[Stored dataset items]
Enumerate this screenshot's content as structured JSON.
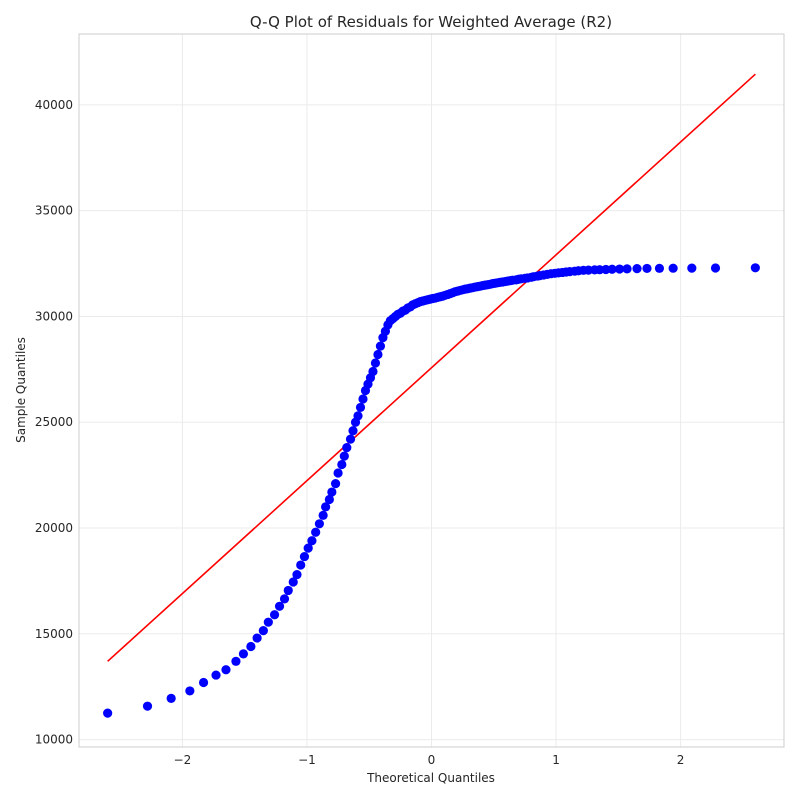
{
  "chart_data": {
    "type": "scatter",
    "title": "Q-Q Plot of Residuals for Weighted Average (R2)",
    "xlabel": "Theoretical Quantiles",
    "ylabel": "Sample Quantiles",
    "xlim": [
      -2.83,
      2.83
    ],
    "ylim": [
      9650,
      43350
    ],
    "grid": true,
    "x_ticks": [
      -2,
      -1,
      0,
      1,
      2
    ],
    "x_tick_labels": [
      "−2",
      "−1",
      "0",
      "1",
      "2"
    ],
    "y_ticks": [
      10000,
      15000,
      20000,
      25000,
      30000,
      35000,
      40000
    ],
    "y_tick_labels": [
      "10000",
      "15000",
      "20000",
      "25000",
      "30000",
      "35000",
      "40000"
    ],
    "marker_color": "#0000ff",
    "line_color": "#ff0000",
    "reference_line": {
      "x": [
        -2.6,
        2.6
      ],
      "y": [
        13700,
        41450
      ]
    },
    "series": [
      {
        "x": [
          -2.6,
          -2.28,
          -2.09,
          -1.94,
          -1.83,
          -1.73,
          -1.65,
          -1.57,
          -1.51,
          -1.45,
          -1.4,
          -1.35,
          -1.31,
          -1.26,
          -1.22,
          -1.18,
          -1.15,
          -1.11,
          -1.08,
          -1.05,
          -1.02,
          -0.99,
          -0.96,
          -0.93,
          -0.9,
          -0.87,
          -0.85,
          -0.82,
          -0.8,
          -0.77,
          -0.75,
          -0.72,
          -0.7,
          -0.68,
          -0.65,
          -0.63,
          -0.61,
          -0.59,
          -0.57,
          -0.55,
          -0.53,
          -0.51,
          -0.49,
          -0.47,
          -0.45,
          -0.43,
          -0.41,
          -0.39,
          -0.37,
          -0.35,
          -0.33,
          -0.31,
          -0.29,
          -0.27,
          -0.25,
          -0.23,
          -0.21,
          -0.19,
          -0.17,
          -0.15,
          -0.13,
          -0.11,
          -0.09,
          -0.07,
          -0.05,
          -0.03,
          -0.01,
          0.01,
          0.03,
          0.05,
          0.07,
          0.09,
          0.11,
          0.13,
          0.15,
          0.17,
          0.19,
          0.21,
          0.23,
          0.25,
          0.27,
          0.29,
          0.31,
          0.33,
          0.35,
          0.37,
          0.39,
          0.41,
          0.43,
          0.45,
          0.47,
          0.49,
          0.51,
          0.53,
          0.55,
          0.57,
          0.59,
          0.61,
          0.63,
          0.65,
          0.68,
          0.7,
          0.72,
          0.75,
          0.77,
          0.8,
          0.82,
          0.85,
          0.87,
          0.9,
          0.93,
          0.96,
          0.99,
          1.02,
          1.05,
          1.08,
          1.11,
          1.15,
          1.18,
          1.22,
          1.26,
          1.31,
          1.35,
          1.4,
          1.45,
          1.51,
          1.57,
          1.65,
          1.73,
          1.83,
          1.94,
          2.09,
          2.28,
          2.6
        ],
        "y": [
          11250,
          11580,
          11950,
          12300,
          12700,
          13050,
          13300,
          13700,
          14050,
          14400,
          14800,
          15150,
          15550,
          15900,
          16300,
          16650,
          17050,
          17450,
          17800,
          18250,
          18650,
          19050,
          19400,
          19800,
          20200,
          20600,
          21000,
          21350,
          21700,
          22100,
          22600,
          23000,
          23400,
          23800,
          24200,
          24600,
          25000,
          25300,
          25700,
          26100,
          26500,
          26800,
          27100,
          27400,
          27800,
          28200,
          28600,
          29000,
          29300,
          29600,
          29800,
          29900,
          30000,
          30100,
          30150,
          30250,
          30300,
          30400,
          30450,
          30550,
          30600,
          30650,
          30700,
          30730,
          30760,
          30790,
          30820,
          30850,
          30870,
          30900,
          30930,
          30960,
          31000,
          31040,
          31080,
          31120,
          31170,
          31200,
          31230,
          31260,
          31290,
          31310,
          31340,
          31360,
          31390,
          31410,
          31430,
          31460,
          31480,
          31500,
          31520,
          31550,
          31570,
          31590,
          31610,
          31630,
          31650,
          31670,
          31690,
          31710,
          31730,
          31760,
          31780,
          31800,
          31820,
          31850,
          31880,
          31910,
          31930,
          31960,
          31990,
          32020,
          32040,
          32060,
          32080,
          32100,
          32120,
          32140,
          32160,
          32180,
          32190,
          32200,
          32210,
          32220,
          32230,
          32240,
          32250,
          32260,
          32270,
          32275,
          32280,
          32285,
          32290,
          32300
        ]
      }
    ]
  }
}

● **Given exercise**
Output each line exactly; omit every picture.

● **Solution for this problem**
Enumerate this screenshot's content as structured JSON.
{
  "chart_data": {
    "type": "scatter",
    "title": "Q-Q Plot of Residuals for Weighted Average (R2)",
    "xlabel": "Theoretical Quantiles",
    "ylabel": "Sample Quantiles",
    "xlim": [
      -2.83,
      2.83
    ],
    "ylim": [
      9650,
      43350
    ],
    "grid": true,
    "x_ticks": [
      -2,
      -1,
      0,
      1,
      2
    ],
    "x_tick_labels": [
      "−2",
      "−1",
      "0",
      "1",
      "2"
    ],
    "y_ticks": [
      10000,
      15000,
      20000,
      25000,
      30000,
      35000,
      40000
    ],
    "y_tick_labels": [
      "10000",
      "15000",
      "20000",
      "25000",
      "30000",
      "35000",
      "40000"
    ],
    "marker_color": "#0000ff",
    "line_color": "#ff0000",
    "reference_line": {
      "x": [
        -2.6,
        2.6
      ],
      "y": [
        13700,
        41450
      ]
    },
    "series": [
      {
        "x": [
          -2.6,
          -2.28,
          -2.09,
          -1.94,
          -1.83,
          -1.73,
          -1.65,
          -1.57,
          -1.51,
          -1.45,
          -1.4,
          -1.35,
          -1.31,
          -1.26,
          -1.22,
          -1.18,
          -1.15,
          -1.11,
          -1.08,
          -1.05,
          -1.02,
          -0.99,
          -0.96,
          -0.93,
          -0.9,
          -0.87,
          -0.85,
          -0.82,
          -0.8,
          -0.77,
          -0.75,
          -0.72,
          -0.7,
          -0.68,
          -0.65,
          -0.63,
          -0.61,
          -0.59,
          -0.57,
          -0.55,
          -0.53,
          -0.51,
          -0.49,
          -0.47,
          -0.45,
          -0.43,
          -0.41,
          -0.39,
          -0.37,
          -0.35,
          -0.33,
          -0.31,
          -0.29,
          -0.27,
          -0.25,
          -0.23,
          -0.21,
          -0.19,
          -0.17,
          -0.15,
          -0.13,
          -0.11,
          -0.09,
          -0.07,
          -0.05,
          -0.03,
          -0.01,
          0.01,
          0.03,
          0.05,
          0.07,
          0.09,
          0.11,
          0.13,
          0.15,
          0.17,
          0.19,
          0.21,
          0.23,
          0.25,
          0.27,
          0.29,
          0.31,
          0.33,
          0.35,
          0.37,
          0.39,
          0.41,
          0.43,
          0.45,
          0.47,
          0.49,
          0.51,
          0.53,
          0.55,
          0.57,
          0.59,
          0.61,
          0.63,
          0.65,
          0.68,
          0.7,
          0.72,
          0.75,
          0.77,
          0.8,
          0.82,
          0.85,
          0.87,
          0.9,
          0.93,
          0.96,
          0.99,
          1.02,
          1.05,
          1.08,
          1.11,
          1.15,
          1.18,
          1.22,
          1.26,
          1.31,
          1.35,
          1.4,
          1.45,
          1.51,
          1.57,
          1.65,
          1.73,
          1.83,
          1.94,
          2.09,
          2.28,
          2.6
        ],
        "y": [
          11250,
          11580,
          11950,
          12300,
          12700,
          13050,
          13300,
          13700,
          14050,
          14400,
          14800,
          15150,
          15550,
          15900,
          16300,
          16650,
          17050,
          17450,
          17800,
          18250,
          18650,
          19050,
          19400,
          19800,
          20200,
          20600,
          21000,
          21350,
          21700,
          22100,
          22600,
          23000,
          23400,
          23800,
          24200,
          24600,
          25000,
          25300,
          25700,
          26100,
          26500,
          26800,
          27100,
          27400,
          27800,
          28200,
          28600,
          29000,
          29300,
          29600,
          29800,
          29900,
          30000,
          30100,
          30150,
          30250,
          30300,
          30400,
          30450,
          30550,
          30600,
          30650,
          30700,
          30730,
          30760,
          30790,
          30820,
          30850,
          30870,
          30900,
          30930,
          30960,
          31000,
          31040,
          31080,
          31120,
          31170,
          31200,
          31230,
          31260,
          31290,
          31310,
          31340,
          31360,
          31390,
          31410,
          31430,
          31460,
          31480,
          31500,
          31520,
          31550,
          31570,
          31590,
          31610,
          31630,
          31650,
          31670,
          31690,
          31710,
          31730,
          31760,
          31780,
          31800,
          31820,
          31850,
          31880,
          31910,
          31930,
          31960,
          31990,
          32020,
          32040,
          32060,
          32080,
          32100,
          32120,
          32140,
          32160,
          32180,
          32190,
          32200,
          32210,
          32220,
          32230,
          32240,
          32250,
          32260,
          32270,
          32275,
          32280,
          32285,
          32290,
          32300
        ]
      }
    ]
  }
}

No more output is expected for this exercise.